_SHORT TASK 1:_
Rewrite the passage on connection SET options. Begin at the words "Another one: some" and stop after "tables and DMVs.)", putting "query plans" in place of "execution plans".
_SHORT TASK 2:_
Answer these questions from the passage on connection SET options:
(a) Which two SET options seem to be favorites for immediate resetting?
(b) Which event also shows this information?
(c) Where is all of this information available after sufficient research?

_TEXT PASSAGE:_
+--
The "Existing Connection" event will show this information as well--but, sometimes immediately subsequent calls (batches, RPCs, I disremember just now) are sent [ISQL or OSQL did this, I think] to immediately reset some of these -- Arithabort and Quoted_Identifier seem to be favorites, and other SET options also get modified depending on the settings or requirements of whatever connectivity protocols your application's database interface is using.

Another one: some settings are kept as attributes of a procedure at "create" time, and others are factored in at compile time. On the one hand, your connection's SET values may be being overwritten by the configuration saved at the time the procedure was created; on the other hand, your two connections may differ so much that two execution plans are generated for one procedure. (All of this information is, after sufficient research, available in the sys. tables and DMVs.)
+--
_Spatial layout data:_

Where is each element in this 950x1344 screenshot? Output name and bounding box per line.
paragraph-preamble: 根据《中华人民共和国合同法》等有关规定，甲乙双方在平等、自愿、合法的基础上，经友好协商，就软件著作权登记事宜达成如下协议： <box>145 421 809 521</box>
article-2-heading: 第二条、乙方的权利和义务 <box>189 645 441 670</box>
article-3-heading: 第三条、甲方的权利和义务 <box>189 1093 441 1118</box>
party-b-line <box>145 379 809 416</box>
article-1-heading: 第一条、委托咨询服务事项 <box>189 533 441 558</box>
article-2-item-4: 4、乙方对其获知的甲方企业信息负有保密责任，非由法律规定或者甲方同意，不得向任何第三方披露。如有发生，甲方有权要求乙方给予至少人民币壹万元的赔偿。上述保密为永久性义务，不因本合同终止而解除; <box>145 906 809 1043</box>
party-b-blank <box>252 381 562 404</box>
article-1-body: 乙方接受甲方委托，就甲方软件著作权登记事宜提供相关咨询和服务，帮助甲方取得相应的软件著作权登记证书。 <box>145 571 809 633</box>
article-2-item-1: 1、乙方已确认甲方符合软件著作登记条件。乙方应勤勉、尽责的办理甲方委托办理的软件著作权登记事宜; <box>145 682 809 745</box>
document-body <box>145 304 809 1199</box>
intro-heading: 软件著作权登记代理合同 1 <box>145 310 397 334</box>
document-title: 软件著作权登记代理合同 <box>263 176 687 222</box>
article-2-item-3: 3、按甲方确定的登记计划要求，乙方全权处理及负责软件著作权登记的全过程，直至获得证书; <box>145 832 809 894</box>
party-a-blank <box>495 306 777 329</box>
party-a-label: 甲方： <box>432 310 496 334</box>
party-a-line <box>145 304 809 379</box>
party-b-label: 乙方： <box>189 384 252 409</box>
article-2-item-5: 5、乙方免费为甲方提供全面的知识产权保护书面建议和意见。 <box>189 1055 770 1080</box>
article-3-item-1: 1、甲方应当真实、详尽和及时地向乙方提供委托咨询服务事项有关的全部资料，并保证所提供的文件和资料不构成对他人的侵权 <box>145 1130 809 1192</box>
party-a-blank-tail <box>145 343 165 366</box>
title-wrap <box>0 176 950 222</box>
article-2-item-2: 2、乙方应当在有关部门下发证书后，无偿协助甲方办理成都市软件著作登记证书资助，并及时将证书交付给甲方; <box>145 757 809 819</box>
+--
_COMPLETE RESPONSE 1:_
Another one: some settings are kept as attributes of a procedure at "create" time, and others are factored in at compile time. On the one hand, your connection's SET values may be being overwritten by the configuration saved at the time the procedure was created; on the other hand, your two connections may differ so much that two query plans are generated for one procedure. (All of this information is, after sufficient research, available in the sys. tables and DMVs.)

_COMPLETE RESPONSE 2:_
(a) Arithabort and Quoted_Identifier
(b) The "Existing Connection" event
(c) In the sys. tables and DMVs